↓↓↓

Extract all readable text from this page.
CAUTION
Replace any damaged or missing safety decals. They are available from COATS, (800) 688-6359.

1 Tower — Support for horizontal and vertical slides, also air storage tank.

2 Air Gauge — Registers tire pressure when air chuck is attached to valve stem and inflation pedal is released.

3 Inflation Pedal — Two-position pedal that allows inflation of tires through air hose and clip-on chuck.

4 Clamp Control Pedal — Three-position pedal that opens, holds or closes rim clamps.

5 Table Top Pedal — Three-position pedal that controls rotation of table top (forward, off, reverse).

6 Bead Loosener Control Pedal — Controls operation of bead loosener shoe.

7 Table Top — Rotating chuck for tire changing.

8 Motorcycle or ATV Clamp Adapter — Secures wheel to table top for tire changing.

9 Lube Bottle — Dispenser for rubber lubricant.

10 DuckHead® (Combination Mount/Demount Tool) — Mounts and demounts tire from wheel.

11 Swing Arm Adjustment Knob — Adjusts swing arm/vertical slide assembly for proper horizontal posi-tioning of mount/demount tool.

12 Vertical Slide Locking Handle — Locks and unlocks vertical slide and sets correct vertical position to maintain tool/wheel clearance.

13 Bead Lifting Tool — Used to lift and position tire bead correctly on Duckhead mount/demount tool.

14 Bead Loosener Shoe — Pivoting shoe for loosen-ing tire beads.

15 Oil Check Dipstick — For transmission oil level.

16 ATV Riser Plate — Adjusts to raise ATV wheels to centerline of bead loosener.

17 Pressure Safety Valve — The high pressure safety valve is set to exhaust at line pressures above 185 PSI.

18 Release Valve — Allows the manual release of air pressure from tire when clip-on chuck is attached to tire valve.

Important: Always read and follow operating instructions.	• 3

↑↑↑

### Exercise objective:
Set every line of the listing down word for word.

### Response for this exercise:
Extract all readable text from this page.
CAUTION
Replace any damaged or missing safety decals. They are available from COATS, (800) 688-6359.

1 Tower — Support for horizontal and vertical slides, also air storage tank.

2 Air Gauge — Registers tire pressure when air chuck is attached to valve stem and inflation pedal is released.

3 Inflation Pedal — Two-position pedal that allows inflation of tires through air hose and clip-on chuck.

4 Clamp Control Pedal — Three-position pedal that opens, holds or closes rim clamps.

5 Table Top Pedal — Three-position pedal that controls rotation of table top (forward, off, reverse).

6 Bead Loosener Control Pedal — Controls operation of bead loosener shoe.

7 Table Top — Rotating chuck for tire changing.

8 Motorcycle or ATV Clamp Adapter — Secures wheel to table top for tire changing.

9 Lube Bottle — Dispenser for rubber lubricant.

10 DuckHead® (Combination Mount/Demount Tool) — Mounts and demounts tire from wheel.

11 Swing Arm Adjustment Knob — Adjusts swing arm/vertical slide assembly for proper horizontal posi-tioning of mount/demount tool.

12 Vertical Slide Locking Handle — Locks and unlocks vertical slide and sets correct vertical position to maintain tool/wheel clearance.

13 Bead Lifting Tool — Used to lift and position tire bead correctly on Duckhead mount/demount tool.

14 Bead Loosener Shoe — Pivoting shoe for loosen-ing tire beads.

15 Oil Check Dipstick — For transmission oil level.

16 ATV Riser Plate — Adjusts to raise ATV wheels to centerline of bead loosener.

17 Pressure Safety Valve — The high pressure safety valve is set to exhaust at line pressures above 185 PSI.

18 Release Valve — Allows the manual release of air pressure from tire when clip-on chuck is attached to tire valve.

Important: Always read and follow operating instructions.	• 3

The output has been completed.